— AIM OF THE TASK —
Find each line in the following listing that has the string "spread", then state the count and nothing else.

★ ★ ★ ★

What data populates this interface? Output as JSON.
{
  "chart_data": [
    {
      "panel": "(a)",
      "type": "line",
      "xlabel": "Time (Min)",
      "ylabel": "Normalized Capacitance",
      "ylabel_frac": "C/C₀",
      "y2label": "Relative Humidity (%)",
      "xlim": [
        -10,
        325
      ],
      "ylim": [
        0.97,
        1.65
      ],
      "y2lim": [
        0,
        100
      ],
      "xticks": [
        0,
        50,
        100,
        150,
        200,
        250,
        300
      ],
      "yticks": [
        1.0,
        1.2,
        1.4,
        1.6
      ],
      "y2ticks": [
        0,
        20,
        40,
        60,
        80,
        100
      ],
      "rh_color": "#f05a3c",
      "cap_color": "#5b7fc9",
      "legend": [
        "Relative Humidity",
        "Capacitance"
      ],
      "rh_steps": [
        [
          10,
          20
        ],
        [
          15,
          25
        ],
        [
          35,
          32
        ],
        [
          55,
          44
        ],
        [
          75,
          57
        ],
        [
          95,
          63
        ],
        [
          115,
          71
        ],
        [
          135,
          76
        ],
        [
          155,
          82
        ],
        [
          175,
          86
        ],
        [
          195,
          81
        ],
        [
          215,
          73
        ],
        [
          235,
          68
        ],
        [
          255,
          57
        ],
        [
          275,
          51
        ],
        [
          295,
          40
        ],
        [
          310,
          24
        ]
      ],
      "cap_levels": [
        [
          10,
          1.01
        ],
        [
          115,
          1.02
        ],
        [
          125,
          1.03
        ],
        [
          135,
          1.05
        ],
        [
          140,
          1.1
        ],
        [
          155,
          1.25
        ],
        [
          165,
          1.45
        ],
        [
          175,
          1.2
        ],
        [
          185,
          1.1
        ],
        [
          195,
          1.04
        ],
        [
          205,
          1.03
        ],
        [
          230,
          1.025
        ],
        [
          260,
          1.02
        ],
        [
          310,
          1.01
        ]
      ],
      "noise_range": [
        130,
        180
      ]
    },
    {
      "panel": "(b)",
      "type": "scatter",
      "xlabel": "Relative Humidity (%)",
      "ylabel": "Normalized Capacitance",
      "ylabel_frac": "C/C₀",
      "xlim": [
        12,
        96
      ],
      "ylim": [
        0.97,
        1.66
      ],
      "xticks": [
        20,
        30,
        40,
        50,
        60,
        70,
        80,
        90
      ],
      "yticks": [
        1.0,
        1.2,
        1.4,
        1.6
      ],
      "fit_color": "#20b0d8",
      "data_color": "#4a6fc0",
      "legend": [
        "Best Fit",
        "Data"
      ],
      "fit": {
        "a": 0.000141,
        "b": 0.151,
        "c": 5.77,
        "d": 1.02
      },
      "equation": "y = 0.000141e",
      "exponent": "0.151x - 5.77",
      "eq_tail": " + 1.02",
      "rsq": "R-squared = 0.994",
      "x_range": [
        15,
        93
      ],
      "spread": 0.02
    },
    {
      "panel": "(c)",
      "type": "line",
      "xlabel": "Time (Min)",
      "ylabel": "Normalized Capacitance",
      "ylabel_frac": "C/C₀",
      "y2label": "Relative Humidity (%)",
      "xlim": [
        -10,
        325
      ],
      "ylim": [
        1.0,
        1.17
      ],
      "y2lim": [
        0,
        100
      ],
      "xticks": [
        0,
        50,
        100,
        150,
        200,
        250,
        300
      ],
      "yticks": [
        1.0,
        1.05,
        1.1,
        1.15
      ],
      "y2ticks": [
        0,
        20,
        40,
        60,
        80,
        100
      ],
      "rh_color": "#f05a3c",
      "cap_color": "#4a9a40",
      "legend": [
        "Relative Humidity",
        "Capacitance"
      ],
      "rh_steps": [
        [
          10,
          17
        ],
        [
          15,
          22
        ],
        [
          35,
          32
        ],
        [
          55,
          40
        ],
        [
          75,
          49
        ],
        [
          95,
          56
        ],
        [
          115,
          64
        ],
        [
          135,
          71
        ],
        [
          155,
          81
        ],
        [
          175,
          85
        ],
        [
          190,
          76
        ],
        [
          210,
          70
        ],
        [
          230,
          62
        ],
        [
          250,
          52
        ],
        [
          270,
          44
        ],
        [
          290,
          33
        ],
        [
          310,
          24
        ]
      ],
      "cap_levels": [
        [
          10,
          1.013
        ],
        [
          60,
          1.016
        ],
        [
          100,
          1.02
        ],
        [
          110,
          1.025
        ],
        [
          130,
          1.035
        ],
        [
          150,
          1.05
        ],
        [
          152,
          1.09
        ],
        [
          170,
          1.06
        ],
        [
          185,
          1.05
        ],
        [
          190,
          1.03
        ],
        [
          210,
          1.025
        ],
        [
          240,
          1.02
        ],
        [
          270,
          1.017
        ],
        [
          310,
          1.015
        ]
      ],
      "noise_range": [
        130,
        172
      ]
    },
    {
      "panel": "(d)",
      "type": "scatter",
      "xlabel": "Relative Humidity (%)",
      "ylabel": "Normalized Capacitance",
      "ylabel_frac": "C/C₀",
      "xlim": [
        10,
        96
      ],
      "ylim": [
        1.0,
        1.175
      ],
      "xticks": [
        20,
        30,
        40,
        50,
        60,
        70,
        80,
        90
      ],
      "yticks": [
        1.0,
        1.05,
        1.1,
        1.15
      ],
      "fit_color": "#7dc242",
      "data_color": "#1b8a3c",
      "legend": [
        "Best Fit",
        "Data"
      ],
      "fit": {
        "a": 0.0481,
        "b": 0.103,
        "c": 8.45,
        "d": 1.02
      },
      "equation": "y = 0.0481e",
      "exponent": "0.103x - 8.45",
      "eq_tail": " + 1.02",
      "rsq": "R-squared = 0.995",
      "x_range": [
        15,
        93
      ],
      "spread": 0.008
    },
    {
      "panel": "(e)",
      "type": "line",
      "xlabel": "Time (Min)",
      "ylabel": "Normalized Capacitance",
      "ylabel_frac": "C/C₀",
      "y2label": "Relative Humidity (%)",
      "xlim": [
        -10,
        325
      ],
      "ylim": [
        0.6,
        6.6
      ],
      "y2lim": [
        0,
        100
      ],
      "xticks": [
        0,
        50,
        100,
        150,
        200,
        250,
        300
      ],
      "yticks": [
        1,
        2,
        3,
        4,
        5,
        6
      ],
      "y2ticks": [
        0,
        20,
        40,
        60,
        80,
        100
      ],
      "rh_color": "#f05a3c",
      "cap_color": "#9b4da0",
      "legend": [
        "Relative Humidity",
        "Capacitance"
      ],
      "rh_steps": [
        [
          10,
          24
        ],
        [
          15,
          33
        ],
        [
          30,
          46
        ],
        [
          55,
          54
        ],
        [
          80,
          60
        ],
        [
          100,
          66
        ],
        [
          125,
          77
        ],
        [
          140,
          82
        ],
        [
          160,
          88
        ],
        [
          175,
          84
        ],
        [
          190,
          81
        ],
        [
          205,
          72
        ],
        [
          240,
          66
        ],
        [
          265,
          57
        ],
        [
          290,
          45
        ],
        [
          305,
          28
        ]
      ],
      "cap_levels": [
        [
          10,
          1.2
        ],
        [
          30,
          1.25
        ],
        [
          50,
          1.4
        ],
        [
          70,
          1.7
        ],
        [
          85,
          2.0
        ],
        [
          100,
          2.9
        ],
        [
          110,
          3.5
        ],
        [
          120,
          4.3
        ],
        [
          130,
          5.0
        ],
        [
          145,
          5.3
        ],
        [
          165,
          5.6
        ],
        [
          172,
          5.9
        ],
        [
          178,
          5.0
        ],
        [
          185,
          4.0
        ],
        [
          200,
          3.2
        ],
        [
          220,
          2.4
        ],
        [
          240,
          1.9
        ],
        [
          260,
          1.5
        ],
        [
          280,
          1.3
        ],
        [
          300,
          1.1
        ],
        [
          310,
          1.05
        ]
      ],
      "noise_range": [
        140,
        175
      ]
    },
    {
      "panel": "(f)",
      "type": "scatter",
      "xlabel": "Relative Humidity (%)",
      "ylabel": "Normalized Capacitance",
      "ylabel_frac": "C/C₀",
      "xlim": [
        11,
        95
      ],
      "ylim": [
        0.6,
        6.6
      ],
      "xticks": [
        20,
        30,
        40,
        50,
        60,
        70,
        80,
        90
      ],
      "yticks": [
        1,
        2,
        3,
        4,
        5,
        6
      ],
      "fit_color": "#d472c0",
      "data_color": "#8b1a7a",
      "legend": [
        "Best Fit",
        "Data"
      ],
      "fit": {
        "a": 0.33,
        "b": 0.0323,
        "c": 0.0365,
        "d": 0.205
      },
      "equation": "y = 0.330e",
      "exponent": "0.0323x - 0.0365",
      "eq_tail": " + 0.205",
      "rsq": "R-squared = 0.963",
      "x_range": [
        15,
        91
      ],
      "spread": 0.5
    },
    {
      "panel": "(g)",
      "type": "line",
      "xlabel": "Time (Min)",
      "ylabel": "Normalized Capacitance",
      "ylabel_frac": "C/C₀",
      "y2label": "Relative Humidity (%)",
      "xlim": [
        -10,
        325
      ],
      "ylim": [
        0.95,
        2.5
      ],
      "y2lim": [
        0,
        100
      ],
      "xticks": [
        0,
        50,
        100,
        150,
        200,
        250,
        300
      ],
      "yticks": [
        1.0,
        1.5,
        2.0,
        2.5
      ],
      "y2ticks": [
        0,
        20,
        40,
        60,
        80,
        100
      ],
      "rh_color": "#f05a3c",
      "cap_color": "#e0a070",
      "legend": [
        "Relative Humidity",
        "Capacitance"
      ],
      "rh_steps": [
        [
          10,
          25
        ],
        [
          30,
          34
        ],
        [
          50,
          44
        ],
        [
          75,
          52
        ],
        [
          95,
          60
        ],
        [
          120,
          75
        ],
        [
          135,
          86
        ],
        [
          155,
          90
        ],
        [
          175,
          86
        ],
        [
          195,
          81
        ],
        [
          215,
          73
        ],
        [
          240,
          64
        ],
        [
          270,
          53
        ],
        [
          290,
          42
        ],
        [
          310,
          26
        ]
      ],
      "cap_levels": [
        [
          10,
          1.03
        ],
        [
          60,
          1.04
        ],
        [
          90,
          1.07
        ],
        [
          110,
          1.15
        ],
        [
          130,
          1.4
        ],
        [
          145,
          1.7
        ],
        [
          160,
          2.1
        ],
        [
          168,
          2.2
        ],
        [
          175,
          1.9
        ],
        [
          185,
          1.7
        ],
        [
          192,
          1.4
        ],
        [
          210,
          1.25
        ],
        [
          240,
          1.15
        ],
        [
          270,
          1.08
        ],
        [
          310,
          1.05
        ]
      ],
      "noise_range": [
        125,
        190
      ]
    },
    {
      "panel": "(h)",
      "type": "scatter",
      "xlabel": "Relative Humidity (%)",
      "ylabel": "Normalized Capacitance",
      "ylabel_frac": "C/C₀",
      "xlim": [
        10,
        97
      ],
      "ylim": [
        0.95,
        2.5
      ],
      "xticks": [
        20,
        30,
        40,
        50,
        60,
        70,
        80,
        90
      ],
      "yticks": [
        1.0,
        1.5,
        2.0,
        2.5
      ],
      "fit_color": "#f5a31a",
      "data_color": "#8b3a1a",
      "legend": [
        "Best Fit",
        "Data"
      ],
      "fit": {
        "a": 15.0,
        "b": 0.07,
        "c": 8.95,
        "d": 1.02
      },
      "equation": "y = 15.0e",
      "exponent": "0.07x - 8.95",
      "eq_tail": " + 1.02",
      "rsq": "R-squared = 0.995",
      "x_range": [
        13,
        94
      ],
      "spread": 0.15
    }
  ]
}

★ ★ ★ ★

— COMPLETED EXERCISE —
4